Written request – Locate all lines in the data below that hold "description" and show them.

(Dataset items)
○ ○ ○
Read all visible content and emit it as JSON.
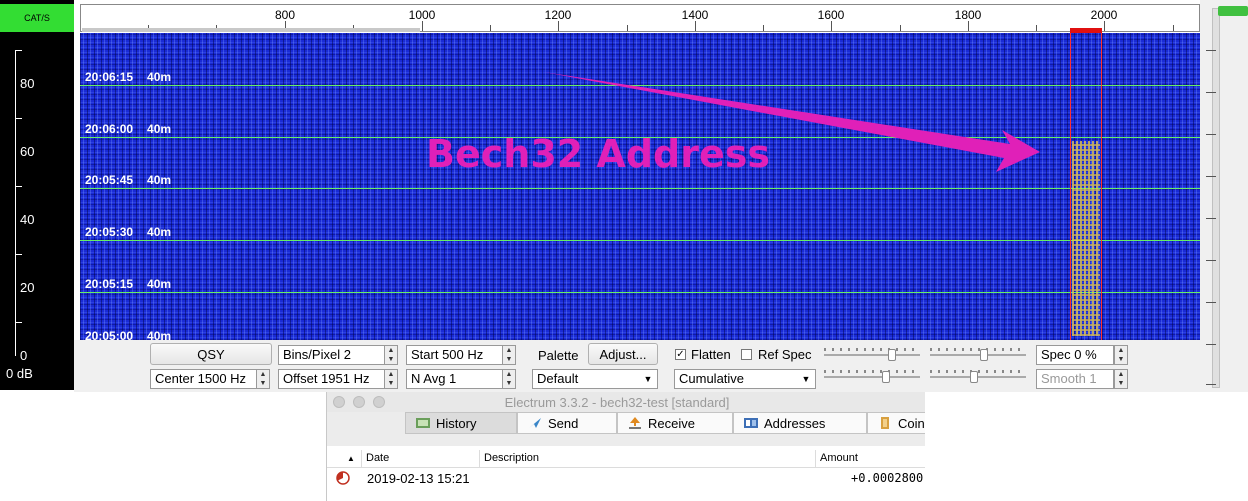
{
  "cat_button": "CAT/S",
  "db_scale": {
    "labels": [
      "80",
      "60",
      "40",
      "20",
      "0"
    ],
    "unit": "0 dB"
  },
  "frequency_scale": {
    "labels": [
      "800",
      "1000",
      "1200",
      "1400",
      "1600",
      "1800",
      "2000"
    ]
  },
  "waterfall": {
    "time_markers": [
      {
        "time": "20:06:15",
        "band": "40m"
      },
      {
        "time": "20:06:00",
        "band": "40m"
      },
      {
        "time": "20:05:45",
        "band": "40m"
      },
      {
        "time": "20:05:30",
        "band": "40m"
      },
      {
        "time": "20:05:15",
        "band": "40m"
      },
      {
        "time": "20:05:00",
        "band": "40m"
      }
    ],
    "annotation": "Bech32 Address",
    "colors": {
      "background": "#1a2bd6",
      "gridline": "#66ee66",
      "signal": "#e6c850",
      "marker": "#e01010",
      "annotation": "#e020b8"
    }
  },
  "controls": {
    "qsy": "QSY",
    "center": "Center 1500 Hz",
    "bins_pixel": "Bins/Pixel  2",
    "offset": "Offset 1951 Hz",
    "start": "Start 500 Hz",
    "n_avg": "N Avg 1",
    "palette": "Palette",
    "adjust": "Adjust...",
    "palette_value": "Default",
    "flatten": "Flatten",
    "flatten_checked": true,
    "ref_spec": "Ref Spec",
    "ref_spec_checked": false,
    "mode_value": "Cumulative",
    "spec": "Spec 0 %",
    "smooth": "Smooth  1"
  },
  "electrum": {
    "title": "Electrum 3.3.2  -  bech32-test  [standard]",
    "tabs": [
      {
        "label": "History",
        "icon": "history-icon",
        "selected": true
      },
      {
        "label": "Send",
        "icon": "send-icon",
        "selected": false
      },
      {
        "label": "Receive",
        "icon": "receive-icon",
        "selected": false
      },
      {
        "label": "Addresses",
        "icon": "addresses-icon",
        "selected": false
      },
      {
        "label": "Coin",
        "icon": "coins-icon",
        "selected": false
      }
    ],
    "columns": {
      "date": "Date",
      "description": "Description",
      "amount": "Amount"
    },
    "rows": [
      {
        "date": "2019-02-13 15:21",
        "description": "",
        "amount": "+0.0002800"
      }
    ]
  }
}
○ ○ ○
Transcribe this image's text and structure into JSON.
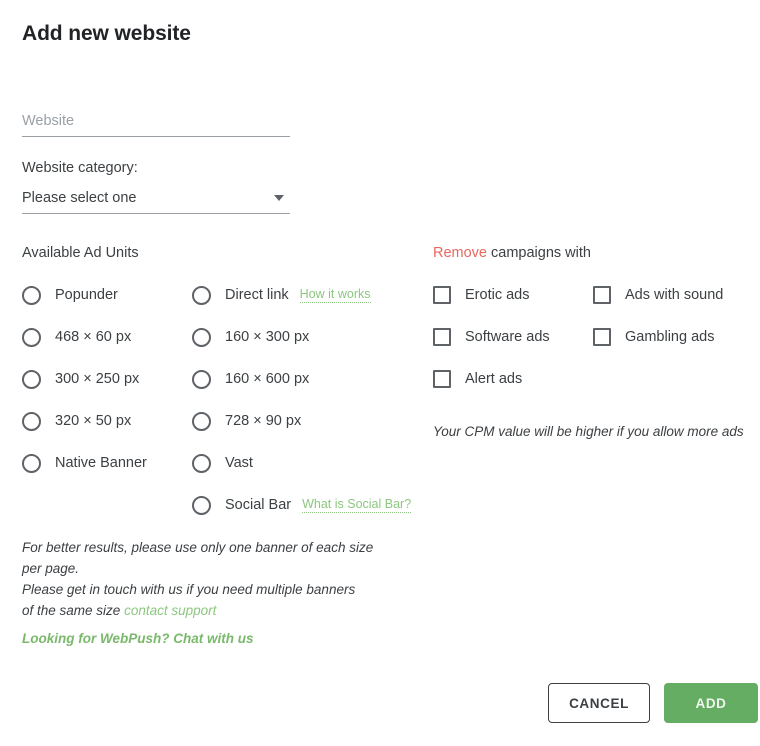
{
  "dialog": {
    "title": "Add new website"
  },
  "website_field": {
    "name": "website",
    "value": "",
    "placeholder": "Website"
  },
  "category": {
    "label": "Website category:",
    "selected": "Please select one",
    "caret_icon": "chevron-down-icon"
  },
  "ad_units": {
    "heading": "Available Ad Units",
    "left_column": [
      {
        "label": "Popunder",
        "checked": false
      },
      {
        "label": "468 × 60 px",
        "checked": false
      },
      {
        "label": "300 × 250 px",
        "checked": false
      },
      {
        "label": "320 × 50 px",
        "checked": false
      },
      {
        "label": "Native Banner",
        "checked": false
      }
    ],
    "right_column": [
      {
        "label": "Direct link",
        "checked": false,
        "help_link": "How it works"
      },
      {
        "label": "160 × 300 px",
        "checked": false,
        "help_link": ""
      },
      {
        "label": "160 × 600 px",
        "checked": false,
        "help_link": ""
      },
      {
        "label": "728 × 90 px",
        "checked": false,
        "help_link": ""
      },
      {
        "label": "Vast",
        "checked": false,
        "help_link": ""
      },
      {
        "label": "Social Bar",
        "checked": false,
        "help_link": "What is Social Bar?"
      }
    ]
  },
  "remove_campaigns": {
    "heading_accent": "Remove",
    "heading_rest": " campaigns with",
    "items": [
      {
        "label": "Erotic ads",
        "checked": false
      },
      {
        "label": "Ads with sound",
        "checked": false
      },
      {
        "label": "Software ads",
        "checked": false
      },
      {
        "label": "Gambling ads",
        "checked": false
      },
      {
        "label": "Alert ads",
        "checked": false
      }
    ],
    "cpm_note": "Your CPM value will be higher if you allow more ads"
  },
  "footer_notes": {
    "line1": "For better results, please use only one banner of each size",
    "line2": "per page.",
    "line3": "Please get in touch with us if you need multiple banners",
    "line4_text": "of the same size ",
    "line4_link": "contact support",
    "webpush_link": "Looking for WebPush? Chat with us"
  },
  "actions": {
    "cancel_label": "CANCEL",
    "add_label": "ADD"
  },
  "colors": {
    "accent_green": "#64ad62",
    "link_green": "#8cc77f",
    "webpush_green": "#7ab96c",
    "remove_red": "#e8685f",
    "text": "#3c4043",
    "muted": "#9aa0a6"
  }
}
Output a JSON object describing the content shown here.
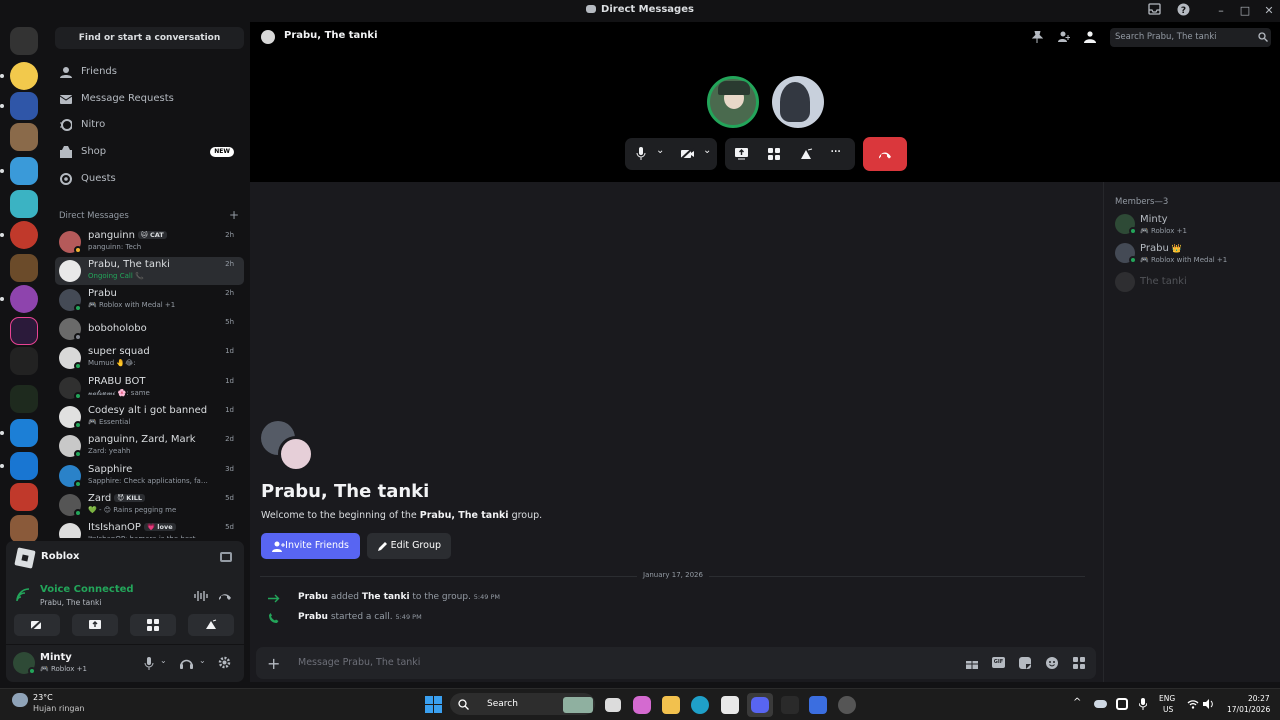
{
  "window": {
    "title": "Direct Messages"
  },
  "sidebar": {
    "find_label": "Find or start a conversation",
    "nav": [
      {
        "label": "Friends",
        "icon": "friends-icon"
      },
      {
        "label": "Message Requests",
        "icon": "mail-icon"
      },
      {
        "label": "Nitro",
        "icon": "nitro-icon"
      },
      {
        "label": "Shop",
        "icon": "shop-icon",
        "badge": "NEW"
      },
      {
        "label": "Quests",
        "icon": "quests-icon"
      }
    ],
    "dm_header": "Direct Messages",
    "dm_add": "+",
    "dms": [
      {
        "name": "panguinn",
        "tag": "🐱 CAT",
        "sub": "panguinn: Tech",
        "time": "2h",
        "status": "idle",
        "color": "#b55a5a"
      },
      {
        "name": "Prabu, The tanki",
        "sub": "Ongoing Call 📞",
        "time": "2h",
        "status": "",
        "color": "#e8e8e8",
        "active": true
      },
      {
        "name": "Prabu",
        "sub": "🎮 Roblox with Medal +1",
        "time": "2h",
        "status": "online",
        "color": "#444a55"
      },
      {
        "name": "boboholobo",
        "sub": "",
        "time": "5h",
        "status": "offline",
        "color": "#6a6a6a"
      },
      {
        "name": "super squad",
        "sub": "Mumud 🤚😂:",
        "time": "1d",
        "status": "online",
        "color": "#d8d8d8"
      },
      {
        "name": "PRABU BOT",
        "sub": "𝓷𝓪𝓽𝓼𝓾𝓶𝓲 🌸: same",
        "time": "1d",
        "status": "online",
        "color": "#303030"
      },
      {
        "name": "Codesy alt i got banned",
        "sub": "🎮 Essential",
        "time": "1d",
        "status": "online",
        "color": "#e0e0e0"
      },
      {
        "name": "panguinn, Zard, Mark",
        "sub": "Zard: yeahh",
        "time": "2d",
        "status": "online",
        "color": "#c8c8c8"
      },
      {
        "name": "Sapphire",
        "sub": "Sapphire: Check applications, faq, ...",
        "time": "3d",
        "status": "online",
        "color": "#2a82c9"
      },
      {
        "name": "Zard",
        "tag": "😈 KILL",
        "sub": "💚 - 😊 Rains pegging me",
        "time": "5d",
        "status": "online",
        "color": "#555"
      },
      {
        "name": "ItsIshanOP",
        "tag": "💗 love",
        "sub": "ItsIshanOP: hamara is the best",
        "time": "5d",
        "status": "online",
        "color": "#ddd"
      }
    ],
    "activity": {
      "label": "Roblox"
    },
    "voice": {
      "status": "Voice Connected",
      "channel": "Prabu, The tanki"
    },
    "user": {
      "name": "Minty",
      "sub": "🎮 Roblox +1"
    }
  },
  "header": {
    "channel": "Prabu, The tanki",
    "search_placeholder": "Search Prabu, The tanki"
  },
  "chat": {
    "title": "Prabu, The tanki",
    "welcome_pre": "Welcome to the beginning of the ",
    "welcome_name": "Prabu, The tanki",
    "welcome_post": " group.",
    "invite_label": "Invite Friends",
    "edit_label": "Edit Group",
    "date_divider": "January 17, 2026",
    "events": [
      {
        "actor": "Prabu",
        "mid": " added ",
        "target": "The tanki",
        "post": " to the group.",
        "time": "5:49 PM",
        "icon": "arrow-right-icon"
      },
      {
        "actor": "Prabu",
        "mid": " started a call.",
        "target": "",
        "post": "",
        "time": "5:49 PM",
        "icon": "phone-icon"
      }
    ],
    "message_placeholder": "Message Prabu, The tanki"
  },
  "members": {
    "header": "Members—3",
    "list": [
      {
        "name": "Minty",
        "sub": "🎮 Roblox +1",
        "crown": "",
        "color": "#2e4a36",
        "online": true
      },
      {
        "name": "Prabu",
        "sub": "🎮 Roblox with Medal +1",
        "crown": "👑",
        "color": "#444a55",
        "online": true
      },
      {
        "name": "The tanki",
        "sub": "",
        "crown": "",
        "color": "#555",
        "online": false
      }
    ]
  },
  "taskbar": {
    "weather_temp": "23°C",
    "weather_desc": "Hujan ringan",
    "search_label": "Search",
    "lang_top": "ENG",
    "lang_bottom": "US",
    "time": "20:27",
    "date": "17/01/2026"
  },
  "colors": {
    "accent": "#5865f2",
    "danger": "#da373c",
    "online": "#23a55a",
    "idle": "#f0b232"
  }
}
○ ○ ○
Complete output –
      "description": "Description",
        "description": "",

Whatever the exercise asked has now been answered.